[begin Records provided]
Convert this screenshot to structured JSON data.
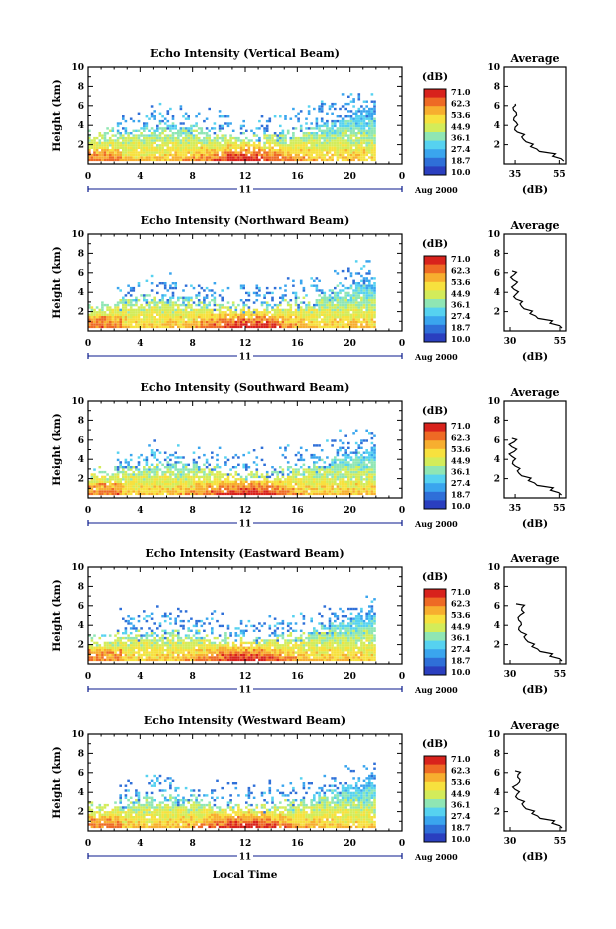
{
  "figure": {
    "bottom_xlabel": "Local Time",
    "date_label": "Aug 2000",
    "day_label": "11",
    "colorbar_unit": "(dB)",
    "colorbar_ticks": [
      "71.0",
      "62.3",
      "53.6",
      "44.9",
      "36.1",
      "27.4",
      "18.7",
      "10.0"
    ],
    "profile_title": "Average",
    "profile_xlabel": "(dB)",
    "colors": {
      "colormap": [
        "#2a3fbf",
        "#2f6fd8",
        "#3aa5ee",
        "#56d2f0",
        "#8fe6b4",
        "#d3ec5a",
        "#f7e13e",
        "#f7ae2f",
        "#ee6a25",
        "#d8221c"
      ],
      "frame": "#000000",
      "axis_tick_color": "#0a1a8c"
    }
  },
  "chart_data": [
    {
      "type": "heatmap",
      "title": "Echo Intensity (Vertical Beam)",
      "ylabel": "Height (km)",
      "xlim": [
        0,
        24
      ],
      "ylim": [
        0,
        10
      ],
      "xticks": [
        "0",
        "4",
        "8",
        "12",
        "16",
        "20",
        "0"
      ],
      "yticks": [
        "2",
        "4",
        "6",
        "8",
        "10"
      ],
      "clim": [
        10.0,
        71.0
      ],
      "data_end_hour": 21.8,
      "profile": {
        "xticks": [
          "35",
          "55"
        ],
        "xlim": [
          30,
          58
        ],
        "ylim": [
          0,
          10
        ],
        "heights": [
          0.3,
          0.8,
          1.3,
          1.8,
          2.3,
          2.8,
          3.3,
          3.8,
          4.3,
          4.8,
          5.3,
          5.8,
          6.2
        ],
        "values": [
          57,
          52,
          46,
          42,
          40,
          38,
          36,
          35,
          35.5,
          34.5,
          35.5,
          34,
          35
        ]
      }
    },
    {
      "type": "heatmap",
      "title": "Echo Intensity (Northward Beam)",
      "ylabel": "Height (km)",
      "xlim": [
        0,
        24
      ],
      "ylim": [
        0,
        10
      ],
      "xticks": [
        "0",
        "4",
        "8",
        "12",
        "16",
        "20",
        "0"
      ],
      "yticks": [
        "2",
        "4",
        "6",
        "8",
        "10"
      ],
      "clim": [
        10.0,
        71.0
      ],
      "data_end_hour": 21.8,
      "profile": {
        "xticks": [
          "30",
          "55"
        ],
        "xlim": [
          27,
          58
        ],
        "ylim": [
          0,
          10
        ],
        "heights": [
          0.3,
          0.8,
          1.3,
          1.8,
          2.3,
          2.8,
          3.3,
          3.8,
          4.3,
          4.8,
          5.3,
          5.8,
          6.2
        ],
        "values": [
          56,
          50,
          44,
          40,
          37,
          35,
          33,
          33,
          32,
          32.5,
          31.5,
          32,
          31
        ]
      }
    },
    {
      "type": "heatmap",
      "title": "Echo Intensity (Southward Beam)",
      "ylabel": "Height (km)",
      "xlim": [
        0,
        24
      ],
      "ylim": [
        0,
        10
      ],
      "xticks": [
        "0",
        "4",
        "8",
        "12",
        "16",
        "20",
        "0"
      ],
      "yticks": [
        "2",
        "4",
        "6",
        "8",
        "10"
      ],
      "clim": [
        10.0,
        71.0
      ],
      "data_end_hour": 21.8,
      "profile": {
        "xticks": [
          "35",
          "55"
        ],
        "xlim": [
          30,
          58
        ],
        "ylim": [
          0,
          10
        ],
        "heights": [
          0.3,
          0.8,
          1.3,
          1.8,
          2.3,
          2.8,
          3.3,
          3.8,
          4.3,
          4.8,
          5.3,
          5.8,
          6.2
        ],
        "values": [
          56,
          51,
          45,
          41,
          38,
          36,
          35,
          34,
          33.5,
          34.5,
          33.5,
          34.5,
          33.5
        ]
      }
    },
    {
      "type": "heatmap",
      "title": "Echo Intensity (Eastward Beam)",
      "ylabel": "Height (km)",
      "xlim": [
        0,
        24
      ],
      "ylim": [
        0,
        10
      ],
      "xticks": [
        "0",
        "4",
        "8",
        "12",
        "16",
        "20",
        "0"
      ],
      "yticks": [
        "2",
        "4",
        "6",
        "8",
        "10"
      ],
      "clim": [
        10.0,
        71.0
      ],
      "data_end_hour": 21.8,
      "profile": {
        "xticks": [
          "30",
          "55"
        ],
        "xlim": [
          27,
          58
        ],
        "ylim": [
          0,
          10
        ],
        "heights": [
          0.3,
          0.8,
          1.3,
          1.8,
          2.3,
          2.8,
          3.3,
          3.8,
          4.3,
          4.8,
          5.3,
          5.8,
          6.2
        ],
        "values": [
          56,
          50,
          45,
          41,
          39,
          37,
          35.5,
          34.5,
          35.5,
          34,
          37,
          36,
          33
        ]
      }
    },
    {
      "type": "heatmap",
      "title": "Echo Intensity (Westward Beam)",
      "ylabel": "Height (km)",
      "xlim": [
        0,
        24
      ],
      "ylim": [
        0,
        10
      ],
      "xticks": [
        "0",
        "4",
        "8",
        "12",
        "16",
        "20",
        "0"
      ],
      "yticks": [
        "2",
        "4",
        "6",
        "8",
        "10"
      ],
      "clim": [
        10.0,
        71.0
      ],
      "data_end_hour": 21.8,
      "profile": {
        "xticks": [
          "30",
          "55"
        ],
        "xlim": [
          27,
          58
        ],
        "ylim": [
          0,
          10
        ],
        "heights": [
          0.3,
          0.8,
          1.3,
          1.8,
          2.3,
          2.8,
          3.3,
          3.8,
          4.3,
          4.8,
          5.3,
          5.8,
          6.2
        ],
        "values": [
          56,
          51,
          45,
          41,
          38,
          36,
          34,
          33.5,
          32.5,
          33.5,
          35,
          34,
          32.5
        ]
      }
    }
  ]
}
[end Records provided]
[begin Records provided]
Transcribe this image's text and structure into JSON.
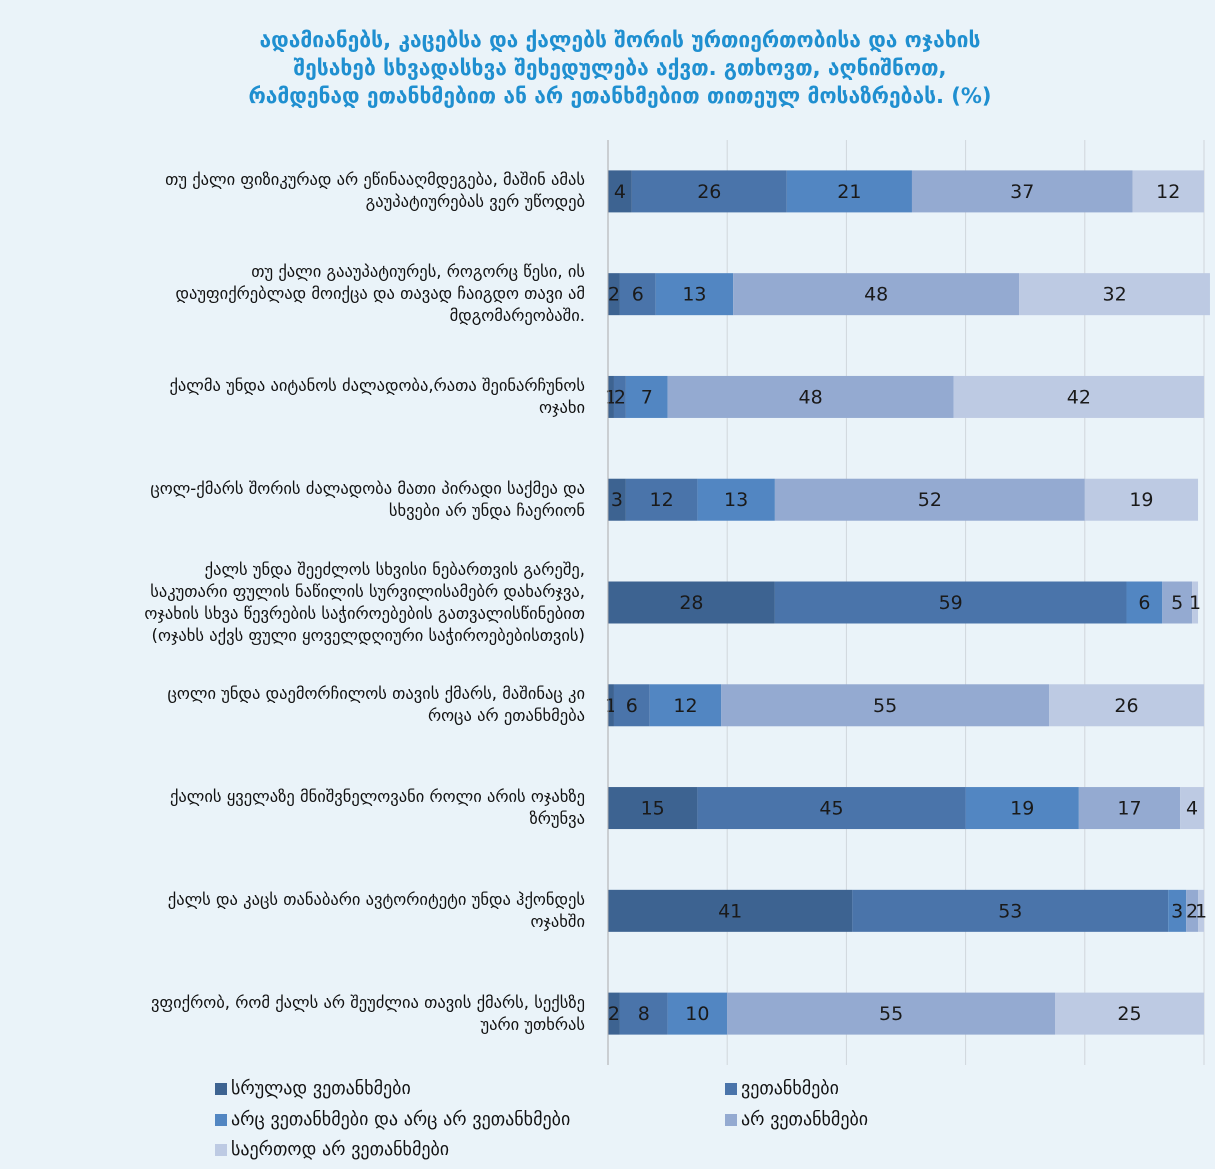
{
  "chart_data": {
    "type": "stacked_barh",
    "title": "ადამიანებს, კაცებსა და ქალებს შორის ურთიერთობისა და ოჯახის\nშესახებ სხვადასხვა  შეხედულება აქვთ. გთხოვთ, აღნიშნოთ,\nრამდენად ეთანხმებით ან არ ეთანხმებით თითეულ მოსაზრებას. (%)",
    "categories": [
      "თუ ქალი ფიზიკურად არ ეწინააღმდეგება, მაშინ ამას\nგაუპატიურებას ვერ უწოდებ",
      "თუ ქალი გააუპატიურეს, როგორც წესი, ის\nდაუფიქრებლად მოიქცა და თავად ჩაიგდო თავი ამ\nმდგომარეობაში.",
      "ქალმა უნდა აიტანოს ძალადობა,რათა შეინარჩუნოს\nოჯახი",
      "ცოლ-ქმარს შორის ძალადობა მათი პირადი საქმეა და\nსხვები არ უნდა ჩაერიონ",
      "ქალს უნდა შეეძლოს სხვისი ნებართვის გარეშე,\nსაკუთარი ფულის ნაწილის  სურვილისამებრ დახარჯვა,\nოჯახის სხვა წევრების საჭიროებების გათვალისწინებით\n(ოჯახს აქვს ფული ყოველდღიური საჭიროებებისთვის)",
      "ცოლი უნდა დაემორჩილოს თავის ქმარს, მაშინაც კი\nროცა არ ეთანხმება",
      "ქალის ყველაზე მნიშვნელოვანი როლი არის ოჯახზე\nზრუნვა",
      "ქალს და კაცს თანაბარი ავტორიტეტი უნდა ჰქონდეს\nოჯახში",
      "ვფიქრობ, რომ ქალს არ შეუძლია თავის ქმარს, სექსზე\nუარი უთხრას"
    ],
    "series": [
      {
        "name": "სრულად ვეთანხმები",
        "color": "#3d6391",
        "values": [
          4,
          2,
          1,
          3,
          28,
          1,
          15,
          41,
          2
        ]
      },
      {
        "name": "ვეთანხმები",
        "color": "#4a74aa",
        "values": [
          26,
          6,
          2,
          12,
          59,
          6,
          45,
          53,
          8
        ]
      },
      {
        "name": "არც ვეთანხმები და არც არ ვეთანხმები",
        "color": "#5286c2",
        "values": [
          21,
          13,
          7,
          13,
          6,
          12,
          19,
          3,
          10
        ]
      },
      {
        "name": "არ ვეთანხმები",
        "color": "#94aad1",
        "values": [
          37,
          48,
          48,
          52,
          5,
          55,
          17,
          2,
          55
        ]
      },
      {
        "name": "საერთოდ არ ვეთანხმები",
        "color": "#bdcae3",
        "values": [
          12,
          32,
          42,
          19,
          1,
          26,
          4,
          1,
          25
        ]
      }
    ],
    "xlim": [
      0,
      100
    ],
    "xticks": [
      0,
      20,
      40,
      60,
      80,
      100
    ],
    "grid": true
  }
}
[end Records provided]
Given request: Copy every line in the records above that contains the word "name".

Output below:
        "name": "სრულად ვეთანხმები",
        "name": "ვეთანხმები",
        "name": "არც ვეთანხმები და არც არ ვეთანხმები",
        "name": "არ ვეთანხმები",
        "name": "საერთოდ არ ვეთანხმები",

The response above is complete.